(Requirement) Copy everything in the listing below word for word, apart from any images.

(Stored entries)
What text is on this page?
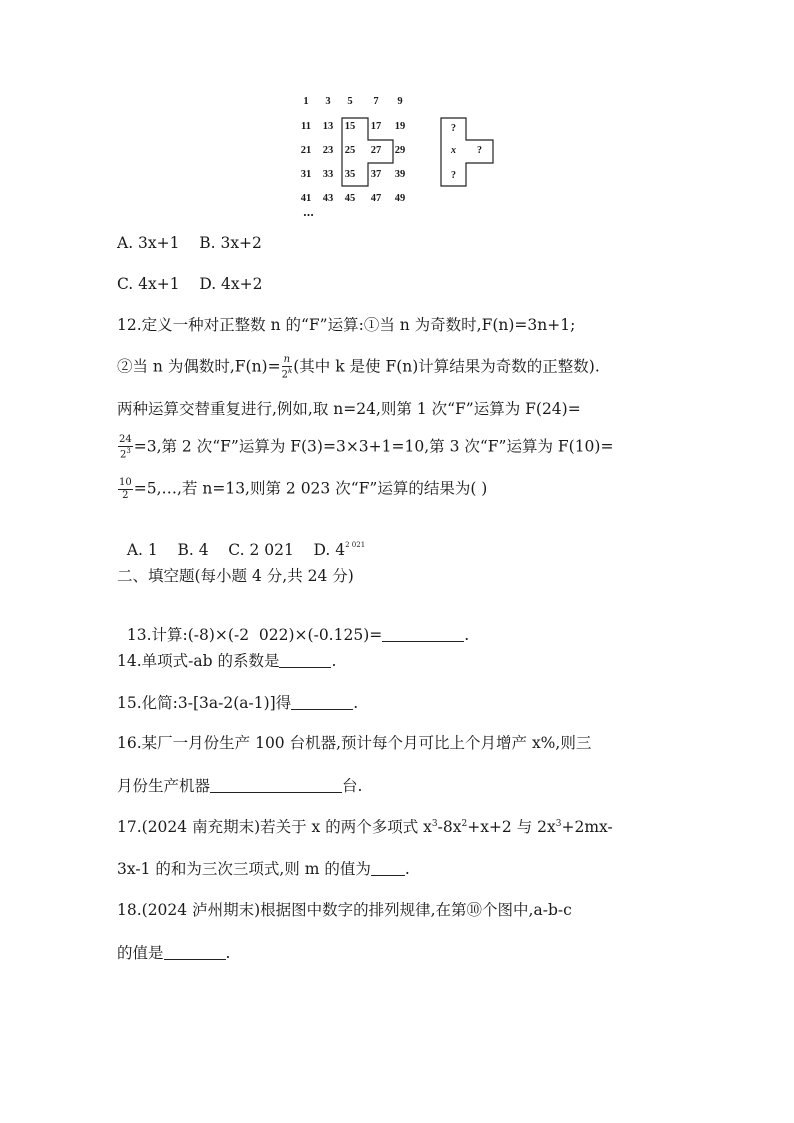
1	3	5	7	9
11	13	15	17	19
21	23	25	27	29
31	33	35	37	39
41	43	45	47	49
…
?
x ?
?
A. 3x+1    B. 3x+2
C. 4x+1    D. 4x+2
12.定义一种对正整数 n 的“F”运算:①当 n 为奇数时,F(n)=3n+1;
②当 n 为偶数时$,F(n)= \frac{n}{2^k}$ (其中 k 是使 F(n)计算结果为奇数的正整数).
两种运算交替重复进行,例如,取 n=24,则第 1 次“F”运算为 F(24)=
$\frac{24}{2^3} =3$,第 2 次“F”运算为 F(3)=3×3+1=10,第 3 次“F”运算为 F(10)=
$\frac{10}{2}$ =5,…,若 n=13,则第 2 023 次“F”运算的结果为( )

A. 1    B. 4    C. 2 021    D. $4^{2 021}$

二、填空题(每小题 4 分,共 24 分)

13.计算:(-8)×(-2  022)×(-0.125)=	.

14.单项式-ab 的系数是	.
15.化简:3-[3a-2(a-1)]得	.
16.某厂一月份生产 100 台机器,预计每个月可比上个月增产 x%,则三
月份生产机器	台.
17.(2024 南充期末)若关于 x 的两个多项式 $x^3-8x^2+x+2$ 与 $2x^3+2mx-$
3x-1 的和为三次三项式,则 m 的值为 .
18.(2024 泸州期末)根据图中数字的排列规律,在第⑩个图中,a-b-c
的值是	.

(The response)
What text is on this page?
1	3	5	7	9
11	13	15	17	19
21	23	25	27	29
31	33	35	37	39
41	43	45	47	49
…
?
x ?
?
A. 3x+1    B. 3x+2
C. 4x+1    D. 4x+2
12.定义一种对正整数 n 的“F”运算:①当 n 为奇数时,F(n)=3n+1;
②当 n 为偶数时$,F(n)= \frac{n}{2^k}$ (其中 k 是使 F(n)计算结果为奇数的正整数).
两种运算交替重复进行,例如,取 n=24,则第 1 次“F”运算为 F(24)=
$\frac{24}{2^3} =3$,第 2 次“F”运算为 F(3)=3×3+1=10,第 3 次“F”运算为 F(10)=
$\frac{10}{2}$ =5,…,若 n=13,则第 2 023 次“F”运算的结果为( )

A. 1    B. 4    C. 2 021    D. $4^{2 021}$

二、填空题(每小题 4 分,共 24 分)

13.计算:(-8)×(-2  022)×(-0.125)=	.

14.单项式-ab 的系数是	.
15.化简:3-[3a-2(a-1)]得	.
16.某厂一月份生产 100 台机器,预计每个月可比上个月增产 x%,则三
月份生产机器	台.
17.(2024 南充期末)若关于 x 的两个多项式 $x^3-8x^2+x+2$ 与 $2x^3+2mx-$
3x-1 的和为三次三项式,则 m 的值为 .
18.(2024 泸州期末)根据图中数字的排列规律,在第⑩个图中,a-b-c
的值是	.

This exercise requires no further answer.